(EXERCISE AIM): Reproduce all the entries exactly and keep the pictures out.

Stored data entries:
## start
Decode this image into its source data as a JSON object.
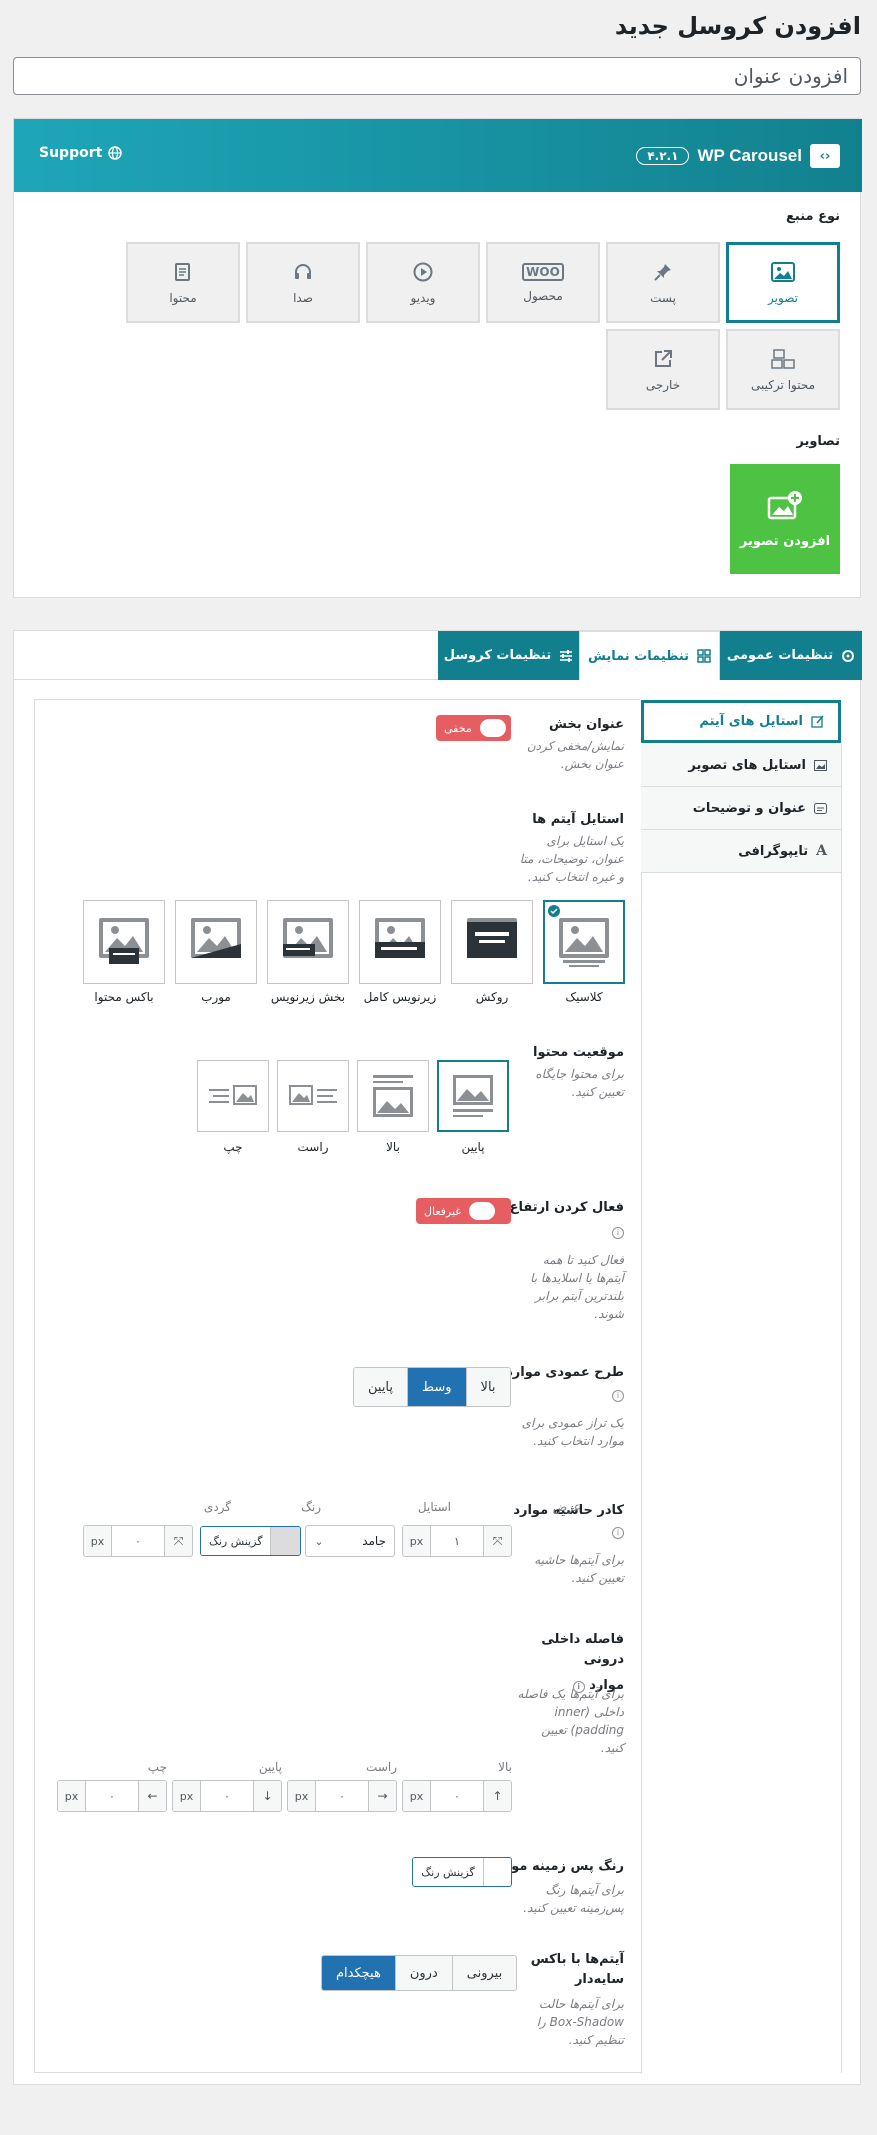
{
  "page": {
    "title": "افزودن کروسل جدید",
    "title_input_value": "افزودن عنوان"
  },
  "header": {
    "brand": "WP Carousel",
    "version": "۴.۲.۱",
    "support": "Support"
  },
  "source": {
    "label": "نوع منبع",
    "items": [
      {
        "label": "تصویر",
        "icon": "image-icon",
        "active": true
      },
      {
        "label": "پست",
        "icon": "pin-icon"
      },
      {
        "label": "محصول",
        "icon": "woo-icon",
        "icon_text": "WOO"
      },
      {
        "label": "ویدیو",
        "icon": "play-icon"
      },
      {
        "label": "صدا",
        "icon": "headphones-icon"
      },
      {
        "label": "محتوا",
        "icon": "content-icon"
      },
      {
        "label": "محتوا ترکیبی",
        "icon": "mixed-content-icon"
      },
      {
        "label": "خارجی",
        "icon": "external-link-icon"
      }
    ],
    "images_label": "تصاویر",
    "add_image": "افزودن تصویر"
  },
  "tabs": [
    {
      "label": "تنظیمات عمومی",
      "icon": "gear-icon"
    },
    {
      "label": "تنظیمات نمایش",
      "icon": "grid-icon",
      "active": true
    },
    {
      "label": "تنظیمات کروسل",
      "icon": "sliders-icon"
    }
  ],
  "sidebar": [
    {
      "label": "استایل های آیتم",
      "icon": "edit-icon",
      "active": true
    },
    {
      "label": "استایل های تصویر",
      "icon": "image-icon"
    },
    {
      "label": "عنوان و توضیحات",
      "icon": "caption-icon"
    },
    {
      "label": "تایپوگرافی",
      "icon": "typography-icon",
      "icon_text": "A"
    }
  ],
  "section_title": {
    "label": "عنوان بخش",
    "desc": [
      "نمایش/مخفی کردن",
      "عنوان بخش."
    ],
    "toggle": "مخفی"
  },
  "item_styles": {
    "label": "استایل آیتم ها",
    "desc": [
      "یک استایل برای",
      "عنوان، توضیحات، متا",
      "و غیره انتخاب کنید."
    ],
    "options": [
      "کلاسیک",
      "روکش",
      "زیرنویس کامل",
      "بخش زیرنویس",
      "مورب",
      "باکس محتوا"
    ]
  },
  "content_position": {
    "label": "موقعیت محتوا",
    "desc": [
      "برای محتوا جایگاه",
      "تعیین کنید."
    ],
    "options": [
      "پایین",
      "بالا",
      "راست",
      "چپ"
    ]
  },
  "equal_height": {
    "label": "فعال کردن ارتفاع برابر",
    "toggle": "غیرفعال",
    "desc": [
      "فعال کنید تا همه",
      "آیتم‌ها یا اسلایدها با",
      "بلندترین آیتم برابر",
      "شوند."
    ]
  },
  "vertical_align": {
    "label": "طرح عمودی موارد",
    "options": [
      "بالا",
      "وسط",
      "پایین"
    ],
    "selected": "وسط",
    "desc": [
      "یک تراز عمودی برای",
      "موارد انتخاب کنید."
    ]
  },
  "border": {
    "label": "کادر حاشیه موارد",
    "desc": [
      "برای آیتم‌ها حاشیه",
      "تعیین کنید."
    ],
    "width_label": "عرض",
    "width_value": "۱",
    "unit": "px",
    "style_label": "استایل",
    "style_value": "جامد",
    "color_label": "رنگ",
    "color_button": "گزینش رنگ",
    "radius_label": "گردی",
    "radius_value": "۰"
  },
  "padding": {
    "label": [
      "فاصله داخلی درونی",
      "موارد"
    ],
    "desc": [
      "برای آیتم‌ها یک فاصله",
      "داخلی (inner",
      "padding) تعیین",
      "کنید."
    ],
    "fields": [
      {
        "label": "بالا",
        "value": "۰",
        "unit": "px",
        "arrow": "↑"
      },
      {
        "label": "راست",
        "value": "۰",
        "unit": "px",
        "arrow": "→"
      },
      {
        "label": "پایین",
        "value": "۰",
        "unit": "px",
        "arrow": "↓"
      },
      {
        "label": "چپ",
        "value": "۰",
        "unit": "px",
        "arrow": "←"
      }
    ]
  },
  "background": {
    "label": "رنگ پس زمینه مورد",
    "color_button": "گزینش رنگ",
    "desc": [
      "برای آیتم‌ها رنگ",
      "پس‌زمینه تعیین کنید."
    ]
  },
  "shadow": {
    "label": [
      "آیتم‌ها با باکس",
      "سایه‌دار"
    ],
    "options": [
      "بیرونی",
      "درون",
      "هیچکدام"
    ],
    "selected": "هیچکدام",
    "desc": [
      "برای آیتم‌ها حالت",
      "Box-Shadow را",
      "تنظیم کنید."
    ]
  },
  "colors": {
    "accent": "#117f8d",
    "green": "#4ec343",
    "toggle": "#e65d62",
    "blue": "#2271b1"
  }
}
## end
(ANSWER IN FULL):
Decode this image into its source data as a JSON object.
{
  "page": {
    "title": "افزودن کروسل جدید",
    "title_input_value": "افزودن عنوان"
  },
  "header": {
    "brand": "WP Carousel",
    "version": "۴.۲.۱",
    "support": "Support"
  },
  "source": {
    "label": "نوع منبع",
    "items": [
      {
        "label": "تصویر",
        "icon": "image-icon",
        "active": true
      },
      {
        "label": "پست",
        "icon": "pin-icon"
      },
      {
        "label": "محصول",
        "icon": "woo-icon",
        "icon_text": "WOO"
      },
      {
        "label": "ویدیو",
        "icon": "play-icon"
      },
      {
        "label": "صدا",
        "icon": "headphones-icon"
      },
      {
        "label": "محتوا",
        "icon": "content-icon"
      },
      {
        "label": "محتوا ترکیبی",
        "icon": "mixed-content-icon"
      },
      {
        "label": "خارجی",
        "icon": "external-link-icon"
      }
    ],
    "images_label": "تصاویر",
    "add_image": "افزودن تصویر"
  },
  "tabs": [
    {
      "label": "تنظیمات عمومی",
      "icon": "gear-icon"
    },
    {
      "label": "تنظیمات نمایش",
      "icon": "grid-icon",
      "active": true
    },
    {
      "label": "تنظیمات کروسل",
      "icon": "sliders-icon"
    }
  ],
  "sidebar": [
    {
      "label": "استایل های آیتم",
      "icon": "edit-icon",
      "active": true
    },
    {
      "label": "استایل های تصویر",
      "icon": "image-icon"
    },
    {
      "label": "عنوان و توضیحات",
      "icon": "caption-icon"
    },
    {
      "label": "تایپوگرافی",
      "icon": "typography-icon",
      "icon_text": "A"
    }
  ],
  "section_title": {
    "label": "عنوان بخش",
    "desc": [
      "نمایش/مخفی کردن",
      "عنوان بخش."
    ],
    "toggle": "مخفی"
  },
  "item_styles": {
    "label": "استایل آیتم ها",
    "desc": [
      "یک استایل برای",
      "عنوان، توضیحات، متا",
      "و غیره انتخاب کنید."
    ],
    "options": [
      "کلاسیک",
      "روکش",
      "زیرنویس کامل",
      "بخش زیرنویس",
      "مورب",
      "باکس محتوا"
    ]
  },
  "content_position": {
    "label": "موقعیت محتوا",
    "desc": [
      "برای محتوا جایگاه",
      "تعیین کنید."
    ],
    "options": [
      "پایین",
      "بالا",
      "راست",
      "چپ"
    ]
  },
  "equal_height": {
    "label": "فعال کردن ارتفاع برابر",
    "toggle": "غیرفعال",
    "desc": [
      "فعال کنید تا همه",
      "آیتم‌ها یا اسلایدها با",
      "بلندترین آیتم برابر",
      "شوند."
    ]
  },
  "vertical_align": {
    "label": "طرح عمودی موارد",
    "options": [
      "بالا",
      "وسط",
      "پایین"
    ],
    "selected": "وسط",
    "desc": [
      "یک تراز عمودی برای",
      "موارد انتخاب کنید."
    ]
  },
  "border": {
    "label": "کادر حاشیه موارد",
    "desc": [
      "برای آیتم‌ها حاشیه",
      "تعیین کنید."
    ],
    "width_label": "عرض",
    "width_value": "۱",
    "unit": "px",
    "style_label": "استایل",
    "style_value": "جامد",
    "color_label": "رنگ",
    "color_button": "گزینش رنگ",
    "radius_label": "گردی",
    "radius_value": "۰"
  },
  "padding": {
    "label": [
      "فاصله داخلی درونی",
      "موارد"
    ],
    "desc": [
      "برای آیتم‌ها یک فاصله",
      "داخلی (inner",
      "padding) تعیین",
      "کنید."
    ],
    "fields": [
      {
        "label": "بالا",
        "value": "۰",
        "unit": "px",
        "arrow": "↑"
      },
      {
        "label": "راست",
        "value": "۰",
        "unit": "px",
        "arrow": "→"
      },
      {
        "label": "پایین",
        "value": "۰",
        "unit": "px",
        "arrow": "↓"
      },
      {
        "label": "چپ",
        "value": "۰",
        "unit": "px",
        "arrow": "←"
      }
    ]
  },
  "background": {
    "label": "رنگ پس زمینه مورد",
    "color_button": "گزینش رنگ",
    "desc": [
      "برای آیتم‌ها رنگ",
      "پس‌زمینه تعیین کنید."
    ]
  },
  "shadow": {
    "label": [
      "آیتم‌ها با باکس",
      "سایه‌دار"
    ],
    "options": [
      "بیرونی",
      "درون",
      "هیچکدام"
    ],
    "selected": "هیچکدام",
    "desc": [
      "برای آیتم‌ها حالت",
      "Box-Shadow را",
      "تنظیم کنید."
    ]
  },
  "colors": {
    "accent": "#117f8d",
    "green": "#4ec343",
    "toggle": "#e65d62",
    "blue": "#2271b1"
  }
}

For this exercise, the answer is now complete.